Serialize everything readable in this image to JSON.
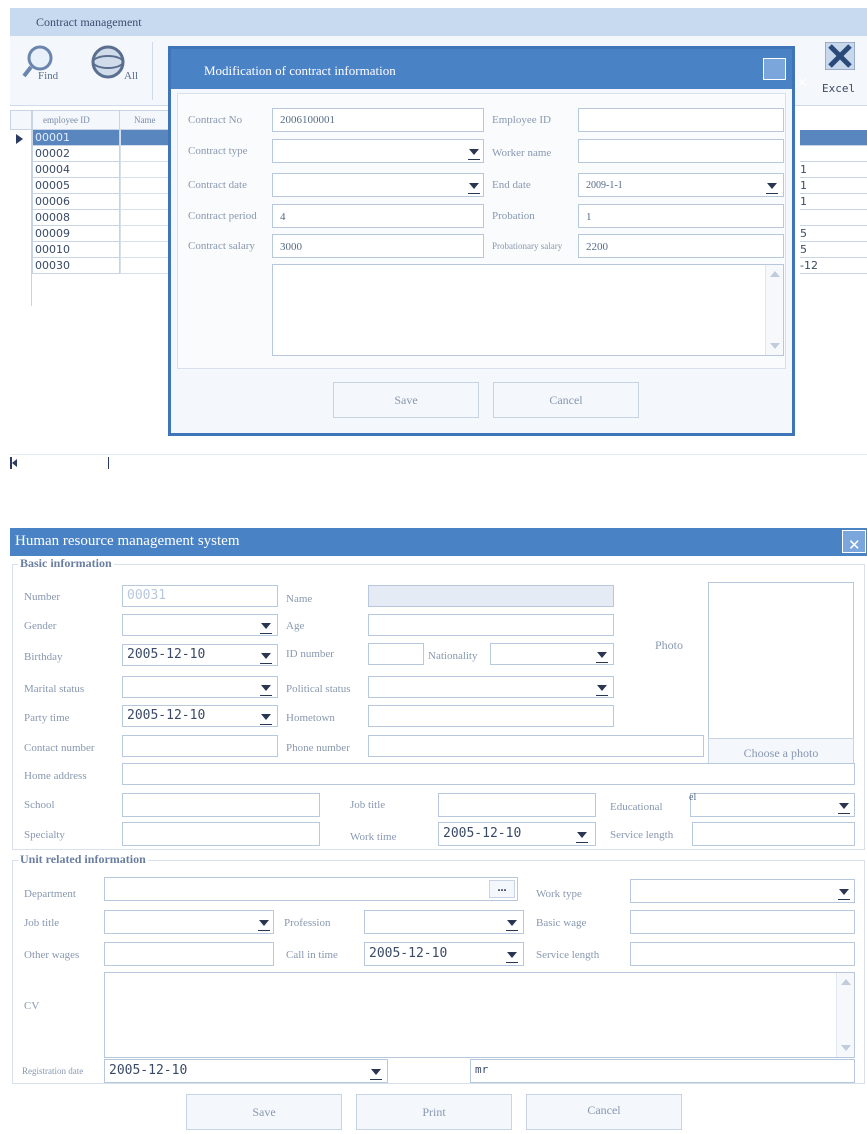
{
  "top_window": {
    "title": "Contract management",
    "toolbar": {
      "find": "Find",
      "all": "All",
      "excel": "Excel"
    },
    "grid": {
      "col_employee_id": "employee ID",
      "col_name": "Name",
      "rows": [
        "00001",
        "00002",
        "00004",
        "00005",
        "00006",
        "00008",
        "00009",
        "00010",
        "00030"
      ],
      "right_col_fragments": [
        "",
        "",
        "1",
        "1",
        "1",
        "",
        "5",
        "5",
        "-12"
      ]
    }
  },
  "dialog": {
    "title": "Modification of contract information",
    "close": "✕",
    "fields": {
      "contract_no_label": "Contract No",
      "contract_no": "2006100001",
      "employee_id_label": "Employee ID",
      "employee_id": "",
      "contract_type_label": "Contract type",
      "contract_type": "",
      "worker_name_label": "Worker name",
      "worker_name": "",
      "contract_date_label": "Contract date",
      "contract_date": "",
      "end_date_label": "End date",
      "end_date": "2009-1-1",
      "contract_period_label": "Contract period",
      "contract_period": "4",
      "probation_label": "Probation",
      "probation": "1",
      "contract_salary_label": "Contract salary",
      "contract_salary": "3000",
      "probationary_salary_label": "Probationary salary",
      "probationary_salary": "2200"
    },
    "save": "Save",
    "cancel": "Cancel"
  },
  "hr_window": {
    "title": "Human resource management system",
    "close": "✕",
    "basic_group": "Basic information",
    "unit_group": "Unit related information",
    "labels": {
      "number": "Number",
      "name": "Name",
      "gender": "Gender",
      "age": "Age",
      "birthday": "Birthday",
      "id_number": "ID number",
      "nationality": "Nationality",
      "marital": "Marital status",
      "political": "Political status",
      "party_time": "Party time",
      "hometown": "Hometown",
      "contact": "Contact number",
      "phone": "Phone number",
      "home_address": "Home address",
      "school": "School",
      "job_title": "Job title",
      "educational": "Educational",
      "specialty": "Specialty",
      "work_time": "Work time",
      "service_length": "Service length",
      "photo": "Photo",
      "choose_photo": "Choose a photo",
      "department": "Department",
      "work_type": "Work type",
      "unit_job_title": "Job title",
      "profession": "Profession",
      "basic_wage": "Basic wage",
      "other_wages": "Other wages",
      "call_in_time": "Call in time",
      "unit_service_length": "Service length",
      "cv": "CV",
      "registration_date": "Registration date"
    },
    "values": {
      "number": "00031",
      "birthday": "2005-12-10",
      "party_time": "2005-12-10",
      "work_time": "2005-12-10",
      "call_in_time": "2005-12-10",
      "registration_date": "2005-12-10",
      "registrar": "mr",
      "educational": "el",
      "department_button": "..."
    },
    "buttons": {
      "save": "Save",
      "print": "Print",
      "cancel": "Cancel"
    }
  }
}
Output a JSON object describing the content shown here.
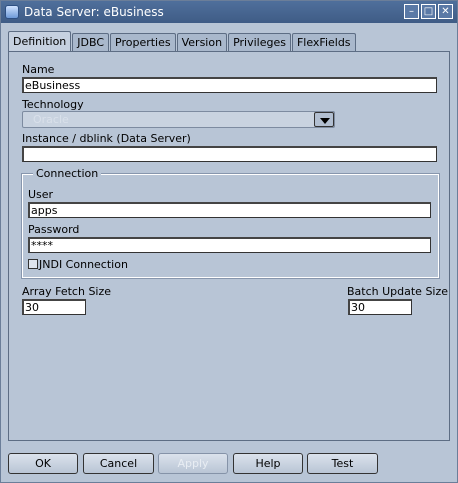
{
  "window": {
    "title": "Data Server: eBusiness"
  },
  "tabs": [
    {
      "label": "Definition",
      "active": true
    },
    {
      "label": "JDBC",
      "active": false
    },
    {
      "label": "Properties",
      "active": false
    },
    {
      "label": "Version",
      "active": false
    },
    {
      "label": "Privileges",
      "active": false
    },
    {
      "label": "FlexFields",
      "active": false
    }
  ],
  "form": {
    "name_label": "Name",
    "name_value": "eBusiness",
    "technology_label": "Technology",
    "technology_value": "Oracle",
    "instance_label": "Instance / dblink (Data Server)",
    "instance_value": "",
    "connection_group": "Connection",
    "user_label": "User",
    "user_value": "apps",
    "password_label": "Password",
    "password_value": "****",
    "jndi_label": "JNDI Connection",
    "jndi_checked": false,
    "array_fetch_label": "Array Fetch Size",
    "array_fetch_value": "30",
    "batch_update_label": "Batch Update Size",
    "batch_update_value": "30"
  },
  "buttons": {
    "ok": "OK",
    "cancel": "Cancel",
    "apply": "Apply",
    "help": "Help",
    "test": "Test"
  },
  "colors": {
    "background": "#b8c5d6",
    "titlebar": "#4f6f9c"
  }
}
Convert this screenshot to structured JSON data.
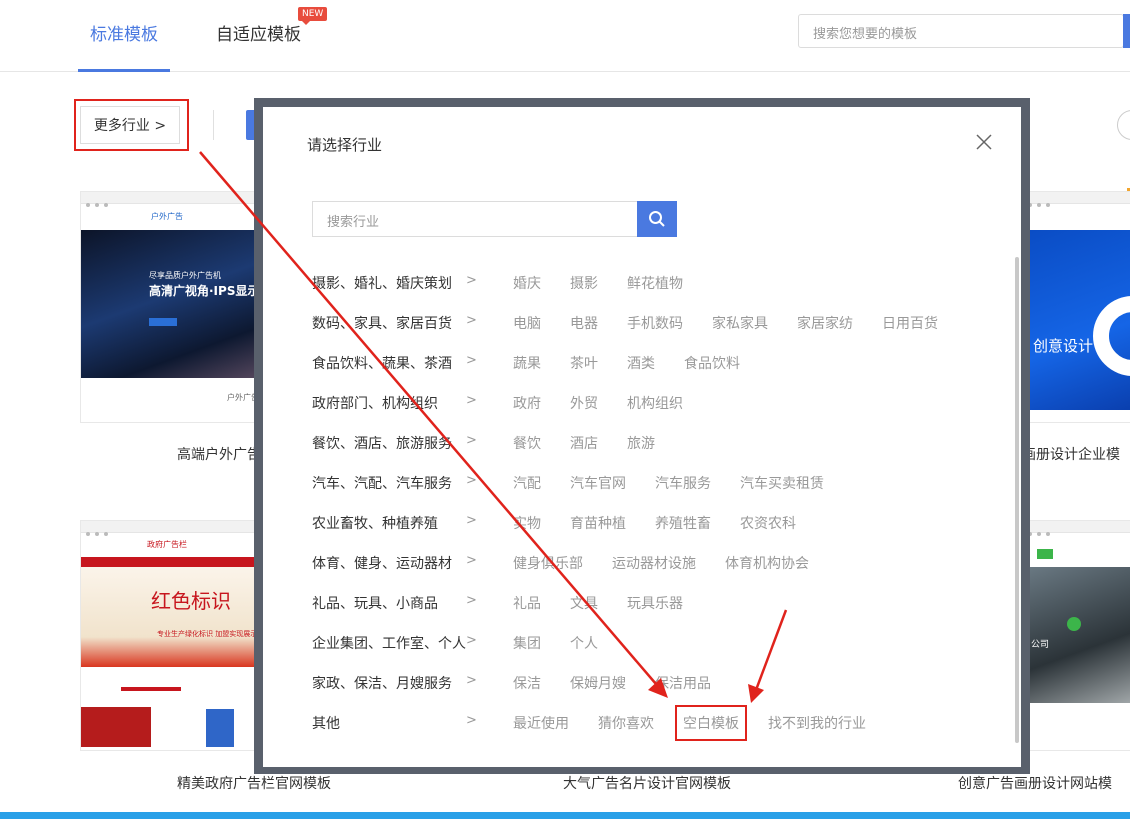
{
  "top_tabs": {
    "standard": "标准模板",
    "adaptive": "自适应模板",
    "new_badge": "NEW"
  },
  "top_search": {
    "placeholder": "搜索您想要的模板"
  },
  "filter": {
    "more_industry": "更多行业 >"
  },
  "cards": [
    {
      "title": "高端户外广告",
      "header": "户外广告",
      "hero_small": "尽享品质户外广告机",
      "hero_big": "高清广视角·IPS显示",
      "sub": "户外广告"
    },
    {
      "title": "精美政府广告栏官网模板",
      "header": "政府广告栏",
      "calligraphy": "红色标识",
      "tagline": "专业生产绿化标识 加盟实现展示平"
    },
    {
      "title": "大气广告名片设计官网模板"
    },
    {
      "title": "画册设计企业模",
      "hero_text": "创意设计"
    },
    {
      "title": "创意广告画册设计网站模",
      "hero_text": "公司"
    }
  ],
  "modal": {
    "title": "请选择行业",
    "search_placeholder": "搜索行业",
    "rows": [
      {
        "category": "摄影、婚礼、婚庆策划",
        "tags": [
          "婚庆",
          "摄影",
          "鲜花植物"
        ]
      },
      {
        "category": "数码、家具、家居百货",
        "tags": [
          "电脑",
          "电器",
          "手机数码",
          "家私家具",
          "家居家纺",
          "日用百货"
        ]
      },
      {
        "category": "食品饮料、蔬果、茶酒",
        "tags": [
          "蔬果",
          "茶叶",
          "酒类",
          "食品饮料"
        ]
      },
      {
        "category": "政府部门、机构组织",
        "tags": [
          "政府",
          "外贸",
          "机构组织"
        ]
      },
      {
        "category": "餐饮、酒店、旅游服务",
        "tags": [
          "餐饮",
          "酒店",
          "旅游"
        ]
      },
      {
        "category": "汽车、汽配、汽车服务",
        "tags": [
          "汽配",
          "汽车官网",
          "汽车服务",
          "汽车买卖租赁"
        ]
      },
      {
        "category": "农业畜牧、种植养殖",
        "tags": [
          "实物",
          "育苗种植",
          "养殖牲畜",
          "农资农科"
        ]
      },
      {
        "category": "体育、健身、运动器材",
        "tags": [
          "健身俱乐部",
          "运动器材设施",
          "体育机构协会"
        ]
      },
      {
        "category": "礼品、玩具、小商品",
        "tags": [
          "礼品",
          "文具",
          "玩具乐器"
        ]
      },
      {
        "category": "企业集团、工作室、个人",
        "tags": [
          "集团",
          "个人"
        ]
      },
      {
        "category": "家政、保洁、月嫂服务",
        "tags": [
          "保洁",
          "保姆月嫂",
          "保洁用品"
        ]
      },
      {
        "category": "其他",
        "tags": [
          "最近使用",
          "猜你喜欢",
          "空白模板",
          "找不到我的行业"
        ]
      }
    ],
    "row_arrow": ">"
  },
  "colors": {
    "accent": "#4a79e0",
    "highlight": "#e0231c",
    "new_badge": "#e84c3d"
  }
}
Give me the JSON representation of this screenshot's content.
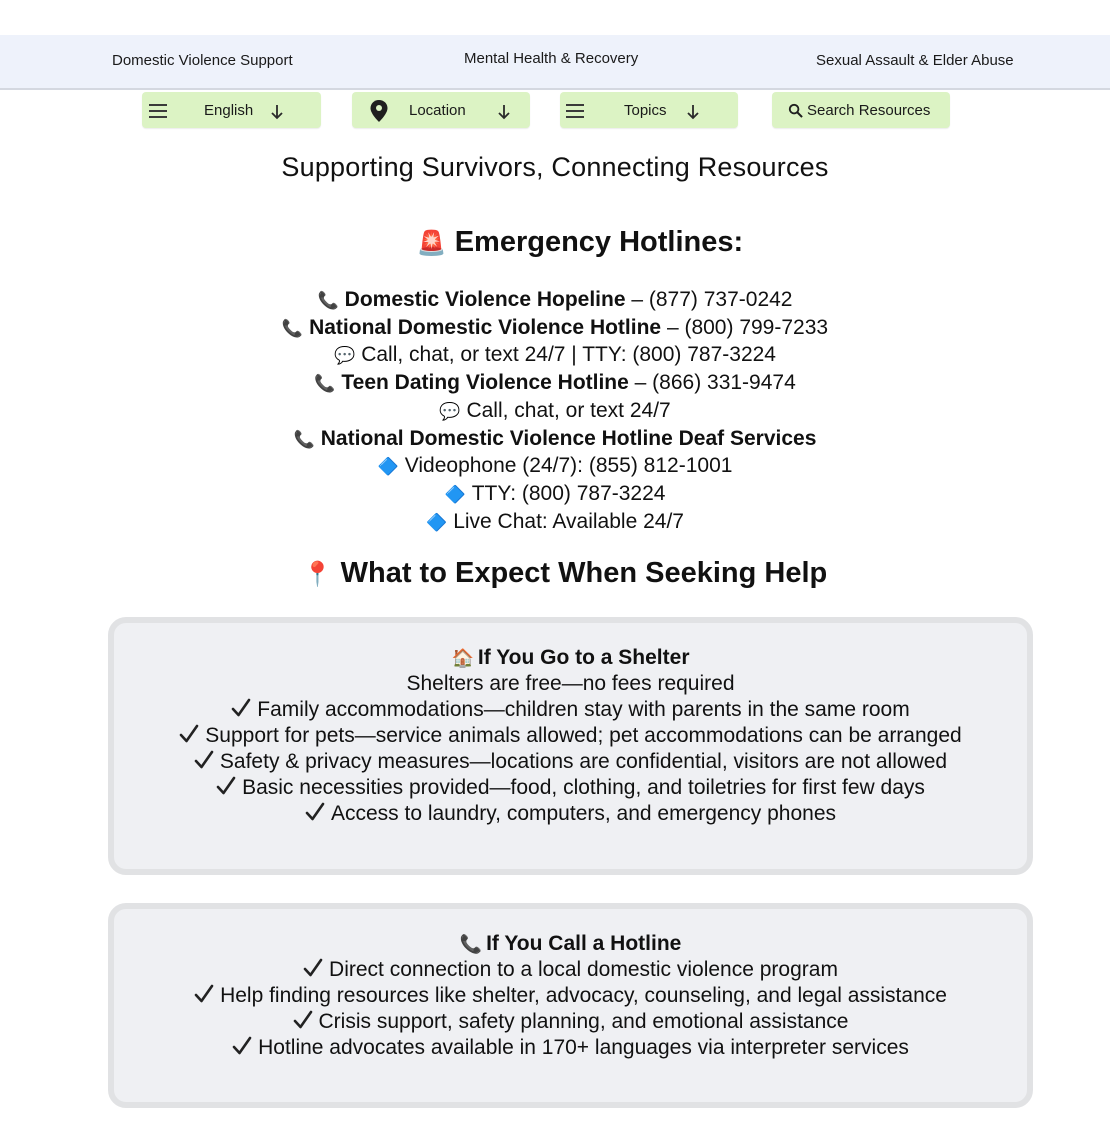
{
  "topnav": {
    "domestic_violence": "Domestic Violence Support",
    "mental_health": "Mental Health & Recovery",
    "sexual_assault": "Sexual Assault & Elder Abuse"
  },
  "toolbar": {
    "language": "English",
    "location": "Location",
    "topics": "Topics",
    "search": "Search Resources"
  },
  "tagline": "Supporting Survivors, Connecting Resources",
  "emergency": {
    "icon": "🚨",
    "heading": "Emergency Hotlines:",
    "hotlines": [
      {
        "icon": "📞",
        "name": "Domestic Violence Hopeline",
        "detail": " – (877) 737-0242"
      },
      {
        "icon": "📞",
        "name": "National Domestic Violence Hotline",
        "detail": " – (800) 799-7233"
      },
      {
        "icon": "💬",
        "name": "",
        "detail": "Call, chat, or text 24/7 | TTY: (800) 787-3224"
      },
      {
        "icon": "📞",
        "name": "Teen Dating Violence Hotline",
        "detail": " – (866) 331-9474"
      },
      {
        "icon": "💬",
        "name": "",
        "detail": "Call, chat, or text 24/7"
      },
      {
        "icon": "📞",
        "name": "National Domestic Violence Hotline Deaf Services",
        "detail": ""
      },
      {
        "icon": "🔷",
        "name": "",
        "detail": "Videophone (24/7): (855) 812-1001"
      },
      {
        "icon": "🔷",
        "name": "",
        "detail": "TTY: (800) 787-3224"
      },
      {
        "icon": "🔷",
        "name": "",
        "detail": "Live Chat: Available 24/7"
      }
    ]
  },
  "expect": {
    "icon": "📍",
    "heading": "What to Expect When Seeking Help"
  },
  "shelter": {
    "icon": "🏠",
    "title": "If You Go to a Shelter",
    "intro": "Shelters are free—no fees required",
    "items": [
      "Family accommodations—children stay with parents in the same room",
      "Support for pets—service animals allowed; pet accommodations can be arranged",
      "Safety & privacy measures—locations are confidential, visitors are not allowed",
      "Basic necessities provided—food, clothing, and toiletries for first few days",
      "Access to laundry, computers, and emergency phones"
    ]
  },
  "hotline": {
    "icon": "📞",
    "title": "If You Call a Hotline",
    "items": [
      "Direct connection to a local domestic violence program",
      "Help finding resources like shelter, advocacy, counseling, and legal assistance",
      "Crisis support, safety planning, and emotional assistance",
      "Hotline advocates available in 170+ languages via interpreter services"
    ]
  }
}
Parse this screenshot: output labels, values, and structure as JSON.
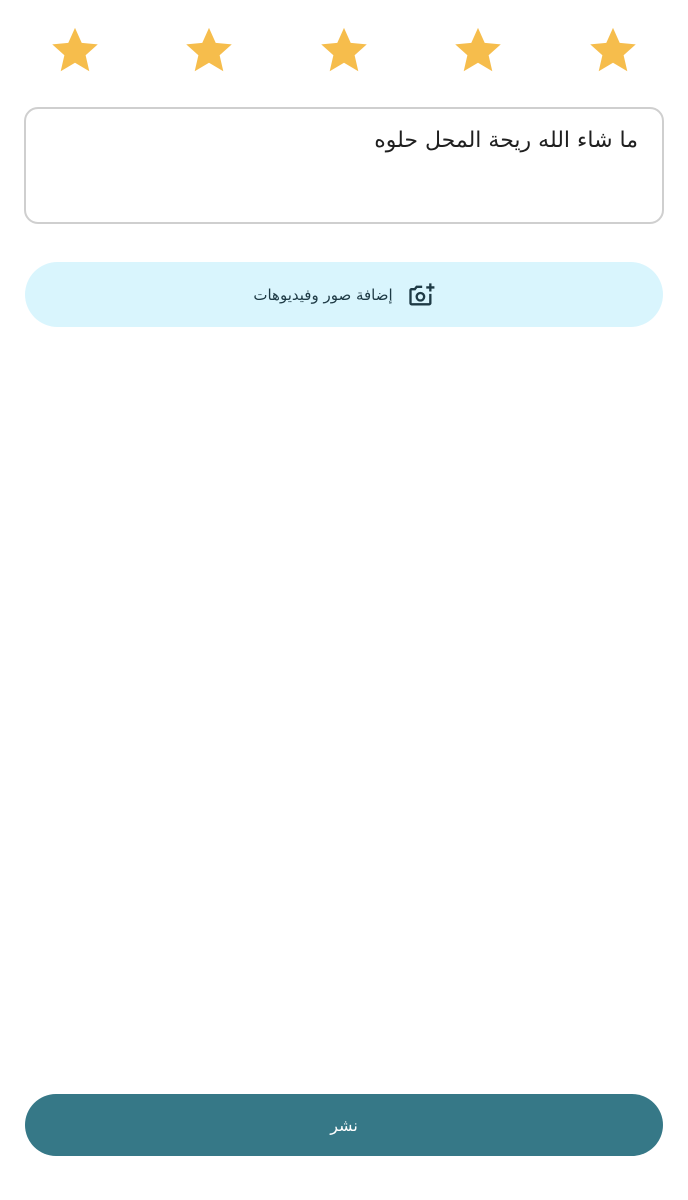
{
  "rating": {
    "value": 5,
    "max": 5,
    "star_color": "#f6bd4c",
    "icon": "star-icon"
  },
  "review": {
    "text": "ما شاء الله ريحة المحل حلوه"
  },
  "add_media": {
    "label": "إضافة صور وفيديوهات",
    "icon": "add-photo-camera-icon",
    "background": "#d9f5fd"
  },
  "publish": {
    "label": "نشر",
    "background": "#367887"
  }
}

+ + + + +

> _Exercise description_: Extract word for word every line from the line that contains "Parse this screenshot: output" to the final line of the data, both included, and nothing else; skip the pictures.

> _Output for this exercise_:
Parse this screenshot: output labels, values, and structure as JSON.
{
  "rating": {
    "value": 5,
    "max": 5,
    "star_color": "#f6bd4c",
    "icon": "star-icon"
  },
  "review": {
    "text": "ما شاء الله ريحة المحل حلوه"
  },
  "add_media": {
    "label": "إضافة صور وفيديوهات",
    "icon": "add-photo-camera-icon",
    "background": "#d9f5fd"
  },
  "publish": {
    "label": "نشر",
    "background": "#367887"
  }
}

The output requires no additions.